--- start Stored records ---

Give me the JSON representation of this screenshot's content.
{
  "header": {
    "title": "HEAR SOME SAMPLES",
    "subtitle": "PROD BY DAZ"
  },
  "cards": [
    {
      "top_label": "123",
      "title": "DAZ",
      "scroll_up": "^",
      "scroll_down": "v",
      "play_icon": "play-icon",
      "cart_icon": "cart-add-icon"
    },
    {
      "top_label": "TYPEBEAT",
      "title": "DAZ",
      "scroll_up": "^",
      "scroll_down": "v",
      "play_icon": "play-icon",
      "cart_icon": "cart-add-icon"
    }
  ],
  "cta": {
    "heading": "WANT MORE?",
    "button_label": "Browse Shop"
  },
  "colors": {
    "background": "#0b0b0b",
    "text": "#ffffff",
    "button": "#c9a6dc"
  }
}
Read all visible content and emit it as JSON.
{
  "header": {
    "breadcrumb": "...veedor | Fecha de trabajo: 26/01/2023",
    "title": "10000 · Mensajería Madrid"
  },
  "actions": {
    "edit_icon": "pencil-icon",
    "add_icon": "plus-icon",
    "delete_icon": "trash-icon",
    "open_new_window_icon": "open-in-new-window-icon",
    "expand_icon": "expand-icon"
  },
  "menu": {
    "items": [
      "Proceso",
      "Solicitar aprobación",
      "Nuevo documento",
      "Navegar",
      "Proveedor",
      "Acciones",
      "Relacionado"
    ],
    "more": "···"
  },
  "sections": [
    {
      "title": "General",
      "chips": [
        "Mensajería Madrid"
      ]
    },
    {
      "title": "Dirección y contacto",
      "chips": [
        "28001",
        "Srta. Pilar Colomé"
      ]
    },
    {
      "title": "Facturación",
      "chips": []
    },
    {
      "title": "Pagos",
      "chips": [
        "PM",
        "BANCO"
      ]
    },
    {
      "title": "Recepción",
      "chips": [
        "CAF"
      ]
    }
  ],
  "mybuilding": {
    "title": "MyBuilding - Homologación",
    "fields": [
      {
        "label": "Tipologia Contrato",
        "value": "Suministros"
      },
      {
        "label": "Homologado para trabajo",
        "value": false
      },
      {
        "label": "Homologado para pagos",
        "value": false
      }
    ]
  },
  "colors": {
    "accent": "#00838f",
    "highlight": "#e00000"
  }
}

--- end Stored records ---

Problem to solve: Starting at the line that contains "Read all visible content and emit it as JSON.", quote each remaining line of the entries above, unchanged.

Complete answer:
Read all visible content and emit it as JSON.
{
  "header": {
    "breadcrumb": "...veedor | Fecha de trabajo: 26/01/2023",
    "title": "10000 · Mensajería Madrid"
  },
  "actions": {
    "edit_icon": "pencil-icon",
    "add_icon": "plus-icon",
    "delete_icon": "trash-icon",
    "open_new_window_icon": "open-in-new-window-icon",
    "expand_icon": "expand-icon"
  },
  "menu": {
    "items": [
      "Proceso",
      "Solicitar aprobación",
      "Nuevo documento",
      "Navegar",
      "Proveedor",
      "Acciones",
      "Relacionado"
    ],
    "more": "···"
  },
  "sections": [
    {
      "title": "General",
      "chips": [
        "Mensajería Madrid"
      ]
    },
    {
      "title": "Dirección y contacto",
      "chips": [
        "28001",
        "Srta. Pilar Colomé"
      ]
    },
    {
      "title": "Facturación",
      "chips": []
    },
    {
      "title": "Pagos",
      "chips": [
        "PM",
        "BANCO"
      ]
    },
    {
      "title": "Recepción",
      "chips": [
        "CAF"
      ]
    }
  ],
  "mybuilding": {
    "title": "MyBuilding - Homologación",
    "fields": [
      {
        "label": "Tipologia Contrato",
        "value": "Suministros"
      },
      {
        "label": "Homologado para trabajo",
        "value": false
      },
      {
        "label": "Homologado para pagos",
        "value": false
      }
    ]
  },
  "colors": {
    "accent": "#00838f",
    "highlight": "#e00000"
  }
}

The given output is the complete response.